-- start of PROVIDED MATERIAL --

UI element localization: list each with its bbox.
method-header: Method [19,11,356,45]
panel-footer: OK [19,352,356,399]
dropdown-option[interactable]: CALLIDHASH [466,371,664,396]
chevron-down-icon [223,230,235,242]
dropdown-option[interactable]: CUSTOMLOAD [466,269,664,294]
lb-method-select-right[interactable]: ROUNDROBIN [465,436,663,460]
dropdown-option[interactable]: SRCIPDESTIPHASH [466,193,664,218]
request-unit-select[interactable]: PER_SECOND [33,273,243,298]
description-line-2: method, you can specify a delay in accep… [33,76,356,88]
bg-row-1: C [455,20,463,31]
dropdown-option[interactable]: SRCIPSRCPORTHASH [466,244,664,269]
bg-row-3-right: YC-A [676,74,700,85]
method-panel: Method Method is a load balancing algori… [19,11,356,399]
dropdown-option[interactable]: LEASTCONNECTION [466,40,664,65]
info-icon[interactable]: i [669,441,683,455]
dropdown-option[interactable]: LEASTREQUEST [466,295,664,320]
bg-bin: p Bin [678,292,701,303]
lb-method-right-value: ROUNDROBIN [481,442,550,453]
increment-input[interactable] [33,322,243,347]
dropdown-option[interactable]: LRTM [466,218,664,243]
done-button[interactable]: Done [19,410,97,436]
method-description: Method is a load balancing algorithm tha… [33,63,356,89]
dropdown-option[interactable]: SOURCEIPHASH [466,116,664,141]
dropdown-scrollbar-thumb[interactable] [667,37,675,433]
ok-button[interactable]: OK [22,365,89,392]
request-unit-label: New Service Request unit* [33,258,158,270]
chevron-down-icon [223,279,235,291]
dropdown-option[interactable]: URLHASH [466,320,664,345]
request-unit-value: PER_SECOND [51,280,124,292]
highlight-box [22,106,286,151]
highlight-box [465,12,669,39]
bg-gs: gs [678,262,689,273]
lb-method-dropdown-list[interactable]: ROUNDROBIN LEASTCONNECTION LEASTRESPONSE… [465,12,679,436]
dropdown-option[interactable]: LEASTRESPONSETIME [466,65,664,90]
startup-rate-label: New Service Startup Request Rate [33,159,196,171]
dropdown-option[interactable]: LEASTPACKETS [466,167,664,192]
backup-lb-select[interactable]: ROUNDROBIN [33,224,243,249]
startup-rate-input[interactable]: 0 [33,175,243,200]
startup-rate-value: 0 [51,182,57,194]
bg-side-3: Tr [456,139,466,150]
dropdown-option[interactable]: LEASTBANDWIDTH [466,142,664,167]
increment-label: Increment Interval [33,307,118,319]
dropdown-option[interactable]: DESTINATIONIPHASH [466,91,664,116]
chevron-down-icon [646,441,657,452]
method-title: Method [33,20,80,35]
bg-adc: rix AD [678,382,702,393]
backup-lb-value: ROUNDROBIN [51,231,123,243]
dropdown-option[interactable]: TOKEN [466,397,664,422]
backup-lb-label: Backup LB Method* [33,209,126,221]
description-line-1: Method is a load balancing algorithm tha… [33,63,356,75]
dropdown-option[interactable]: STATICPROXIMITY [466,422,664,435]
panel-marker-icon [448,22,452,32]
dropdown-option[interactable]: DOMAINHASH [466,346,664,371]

-- end of PROVIDED MATERIAL --
-- start of PROVIDED MATERIAL --

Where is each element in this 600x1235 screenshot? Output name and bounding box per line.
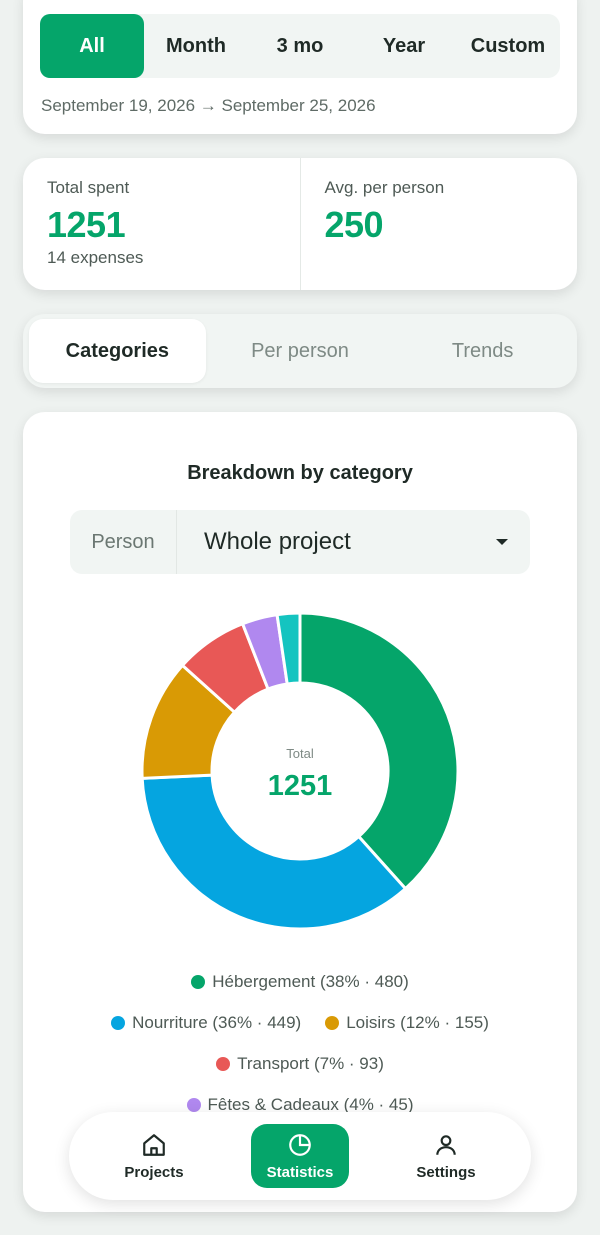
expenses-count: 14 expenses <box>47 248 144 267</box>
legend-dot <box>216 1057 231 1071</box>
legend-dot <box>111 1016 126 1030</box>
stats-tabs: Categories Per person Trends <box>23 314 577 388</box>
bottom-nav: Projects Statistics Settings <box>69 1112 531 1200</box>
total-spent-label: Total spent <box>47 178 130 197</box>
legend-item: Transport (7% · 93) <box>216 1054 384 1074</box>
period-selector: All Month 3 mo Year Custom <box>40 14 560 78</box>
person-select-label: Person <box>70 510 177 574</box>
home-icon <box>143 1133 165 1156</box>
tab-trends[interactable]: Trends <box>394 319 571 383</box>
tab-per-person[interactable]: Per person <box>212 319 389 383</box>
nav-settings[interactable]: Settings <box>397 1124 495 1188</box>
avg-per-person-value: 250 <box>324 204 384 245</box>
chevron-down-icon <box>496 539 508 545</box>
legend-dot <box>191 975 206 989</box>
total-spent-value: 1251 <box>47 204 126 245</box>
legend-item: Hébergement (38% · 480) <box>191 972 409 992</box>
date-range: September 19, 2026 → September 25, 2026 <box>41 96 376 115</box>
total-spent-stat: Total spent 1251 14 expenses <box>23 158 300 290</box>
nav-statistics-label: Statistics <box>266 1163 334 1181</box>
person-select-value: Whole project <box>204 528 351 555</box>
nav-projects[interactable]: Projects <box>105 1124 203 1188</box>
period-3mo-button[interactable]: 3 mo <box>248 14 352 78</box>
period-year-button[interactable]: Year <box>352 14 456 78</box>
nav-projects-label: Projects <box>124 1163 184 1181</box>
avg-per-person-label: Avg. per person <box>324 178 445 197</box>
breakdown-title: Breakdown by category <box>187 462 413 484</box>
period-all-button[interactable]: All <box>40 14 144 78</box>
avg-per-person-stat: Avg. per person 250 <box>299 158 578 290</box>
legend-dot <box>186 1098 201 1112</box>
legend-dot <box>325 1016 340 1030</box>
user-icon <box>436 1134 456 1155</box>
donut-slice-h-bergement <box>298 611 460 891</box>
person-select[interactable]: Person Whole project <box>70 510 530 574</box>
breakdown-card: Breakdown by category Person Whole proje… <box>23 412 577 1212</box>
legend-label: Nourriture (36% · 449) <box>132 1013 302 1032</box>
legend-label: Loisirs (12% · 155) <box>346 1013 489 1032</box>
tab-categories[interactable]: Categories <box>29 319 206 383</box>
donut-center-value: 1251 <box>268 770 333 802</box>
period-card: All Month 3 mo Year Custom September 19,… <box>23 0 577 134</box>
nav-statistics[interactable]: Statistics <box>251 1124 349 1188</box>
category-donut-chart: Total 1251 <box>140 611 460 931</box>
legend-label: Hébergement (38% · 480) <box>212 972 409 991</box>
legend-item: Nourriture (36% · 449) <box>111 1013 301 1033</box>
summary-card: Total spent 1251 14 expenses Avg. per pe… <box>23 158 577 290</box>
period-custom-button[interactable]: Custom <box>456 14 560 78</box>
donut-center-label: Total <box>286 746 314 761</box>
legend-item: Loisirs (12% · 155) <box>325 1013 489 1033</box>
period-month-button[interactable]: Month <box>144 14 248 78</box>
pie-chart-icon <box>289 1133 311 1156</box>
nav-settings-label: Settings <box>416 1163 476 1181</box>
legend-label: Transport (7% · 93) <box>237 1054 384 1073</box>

-- end of PROVIDED MATERIAL --

# WHAT YOU ARE ASKED TO DO:
Reproduce word for word every line between the one holding "UI element localization: list" and the one holding "dropdown-option[interactable]: LEASTRESPONSETIME [466,65,664,90]", inclusive.

# RIGHT ANSWER:
UI element localization: list each with its bbox.
method-header: Method [19,11,356,45]
panel-footer: OK [19,352,356,399]
dropdown-option[interactable]: CALLIDHASH [466,371,664,396]
chevron-down-icon [223,230,235,242]
dropdown-option[interactable]: CUSTOMLOAD [466,269,664,294]
lb-method-select-right[interactable]: ROUNDROBIN [465,436,663,460]
dropdown-option[interactable]: SRCIPDESTIPHASH [466,193,664,218]
request-unit-select[interactable]: PER_SECOND [33,273,243,298]
description-line-2: method, you can specify a delay in accep… [33,76,356,88]
bg-row-1: C [455,20,463,31]
dropdown-option[interactable]: SRCIPSRCPORTHASH [466,244,664,269]
bg-row-3-right: YC-A [676,74,700,85]
method-panel: Method Method is a load balancing algori… [19,11,356,399]
dropdown-option[interactable]: LEASTCONNECTION [466,40,664,65]
info-icon[interactable]: i [669,441,683,455]
dropdown-option[interactable]: LEASTREQUEST [466,295,664,320]
bg-bin: p Bin [678,292,701,303]
lb-method-right-value: ROUNDROBIN [481,442,550,453]
increment-input[interactable] [33,322,243,347]
dropdown-option[interactable]: LRTM [466,218,664,243]
done-button[interactable]: Done [19,410,97,436]
method-description: Method is a load balancing algorithm tha… [33,63,356,89]
dropdown-option[interactable]: SOURCEIPHASH [466,116,664,141]
dropdown-scrollbar-thumb[interactable] [667,37,675,433]
ok-button[interactable]: OK [22,365,89,392]
request-unit-label: New Service Request unit* [33,258,158,270]
chevron-down-icon [223,279,235,291]
dropdown-option[interactable]: URLHASH [466,320,664,345]
request-unit-value: PER_SECOND [51,280,124,292]
highlight-box [22,106,286,151]
highlight-box [465,12,669,39]
bg-gs: gs [678,262,689,273]
lb-method-dropdown-list[interactable]: ROUNDROBIN LEASTCONNECTION LEASTRESPONSE… [465,12,679,436]
dropdown-option[interactable]: LEASTRESPONSETIME [466,65,664,90]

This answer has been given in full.